--- Start ---

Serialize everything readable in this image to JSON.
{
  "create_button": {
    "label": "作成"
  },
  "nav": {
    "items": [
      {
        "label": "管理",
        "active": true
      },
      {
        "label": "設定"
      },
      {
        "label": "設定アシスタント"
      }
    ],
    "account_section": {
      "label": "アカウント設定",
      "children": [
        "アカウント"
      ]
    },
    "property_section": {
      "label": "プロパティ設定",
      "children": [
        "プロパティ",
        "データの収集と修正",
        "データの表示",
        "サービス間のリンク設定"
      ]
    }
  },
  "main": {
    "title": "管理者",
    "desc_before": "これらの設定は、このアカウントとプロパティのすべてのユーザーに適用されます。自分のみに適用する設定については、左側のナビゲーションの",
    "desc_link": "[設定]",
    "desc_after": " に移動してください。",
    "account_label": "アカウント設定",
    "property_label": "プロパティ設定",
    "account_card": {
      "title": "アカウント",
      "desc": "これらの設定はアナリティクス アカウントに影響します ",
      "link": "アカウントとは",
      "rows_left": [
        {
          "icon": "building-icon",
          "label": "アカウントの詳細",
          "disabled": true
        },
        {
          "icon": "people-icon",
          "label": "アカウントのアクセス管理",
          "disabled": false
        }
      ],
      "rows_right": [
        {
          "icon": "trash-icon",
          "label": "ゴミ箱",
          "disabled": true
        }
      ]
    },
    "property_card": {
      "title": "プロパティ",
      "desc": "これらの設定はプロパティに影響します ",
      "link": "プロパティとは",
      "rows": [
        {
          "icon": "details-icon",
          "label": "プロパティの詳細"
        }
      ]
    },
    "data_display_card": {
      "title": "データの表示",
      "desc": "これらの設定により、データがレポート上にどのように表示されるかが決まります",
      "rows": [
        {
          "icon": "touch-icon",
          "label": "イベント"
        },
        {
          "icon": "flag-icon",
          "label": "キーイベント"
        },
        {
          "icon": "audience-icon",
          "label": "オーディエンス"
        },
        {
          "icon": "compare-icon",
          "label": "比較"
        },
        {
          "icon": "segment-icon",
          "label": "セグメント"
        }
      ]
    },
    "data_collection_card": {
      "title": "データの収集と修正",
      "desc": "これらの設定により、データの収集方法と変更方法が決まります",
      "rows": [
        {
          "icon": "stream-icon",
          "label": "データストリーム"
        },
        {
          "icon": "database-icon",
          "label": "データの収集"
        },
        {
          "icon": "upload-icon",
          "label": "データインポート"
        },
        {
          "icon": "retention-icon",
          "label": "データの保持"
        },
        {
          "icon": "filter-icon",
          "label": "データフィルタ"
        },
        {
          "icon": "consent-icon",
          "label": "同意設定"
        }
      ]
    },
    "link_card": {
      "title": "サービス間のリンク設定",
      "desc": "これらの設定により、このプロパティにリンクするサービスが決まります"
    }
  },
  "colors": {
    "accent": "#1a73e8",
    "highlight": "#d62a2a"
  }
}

--- End ---

INSTRUCTIONS TO FOLLOW. Quote the whole listing above, leaving nothing out.

TASK RESPONSE.
Serialize everything readable in this image to JSON.
{
  "create_button": {
    "label": "作成"
  },
  "nav": {
    "items": [
      {
        "label": "管理",
        "active": true
      },
      {
        "label": "設定"
      },
      {
        "label": "設定アシスタント"
      }
    ],
    "account_section": {
      "label": "アカウント設定",
      "children": [
        "アカウント"
      ]
    },
    "property_section": {
      "label": "プロパティ設定",
      "children": [
        "プロパティ",
        "データの収集と修正",
        "データの表示",
        "サービス間のリンク設定"
      ]
    }
  },
  "main": {
    "title": "管理者",
    "desc_before": "これらの設定は、このアカウントとプロパティのすべてのユーザーに適用されます。自分のみに適用する設定については、左側のナビゲーションの",
    "desc_link": "[設定]",
    "desc_after": " に移動してください。",
    "account_label": "アカウント設定",
    "property_label": "プロパティ設定",
    "account_card": {
      "title": "アカウント",
      "desc": "これらの設定はアナリティクス アカウントに影響します ",
      "link": "アカウントとは",
      "rows_left": [
        {
          "icon": "building-icon",
          "label": "アカウントの詳細",
          "disabled": true
        },
        {
          "icon": "people-icon",
          "label": "アカウントのアクセス管理",
          "disabled": false
        }
      ],
      "rows_right": [
        {
          "icon": "trash-icon",
          "label": "ゴミ箱",
          "disabled": true
        }
      ]
    },
    "property_card": {
      "title": "プロパティ",
      "desc": "これらの設定はプロパティに影響します ",
      "link": "プロパティとは",
      "rows": [
        {
          "icon": "details-icon",
          "label": "プロパティの詳細"
        }
      ]
    },
    "data_display_card": {
      "title": "データの表示",
      "desc": "これらの設定により、データがレポート上にどのように表示されるかが決まります",
      "rows": [
        {
          "icon": "touch-icon",
          "label": "イベント"
        },
        {
          "icon": "flag-icon",
          "label": "キーイベント"
        },
        {
          "icon": "audience-icon",
          "label": "オーディエンス"
        },
        {
          "icon": "compare-icon",
          "label": "比較"
        },
        {
          "icon": "segment-icon",
          "label": "セグメント"
        }
      ]
    },
    "data_collection_card": {
      "title": "データの収集と修正",
      "desc": "これらの設定により、データの収集方法と変更方法が決まります",
      "rows": [
        {
          "icon": "stream-icon",
          "label": "データストリーム"
        },
        {
          "icon": "database-icon",
          "label": "データの収集"
        },
        {
          "icon": "upload-icon",
          "label": "データインポート"
        },
        {
          "icon": "retention-icon",
          "label": "データの保持"
        },
        {
          "icon": "filter-icon",
          "label": "データフィルタ"
        },
        {
          "icon": "consent-icon",
          "label": "同意設定"
        }
      ]
    },
    "link_card": {
      "title": "サービス間のリンク設定",
      "desc": "これらの設定により、このプロパティにリンクするサービスが決まります"
    }
  },
  "colors": {
    "accent": "#1a73e8",
    "highlight": "#d62a2a"
  }
}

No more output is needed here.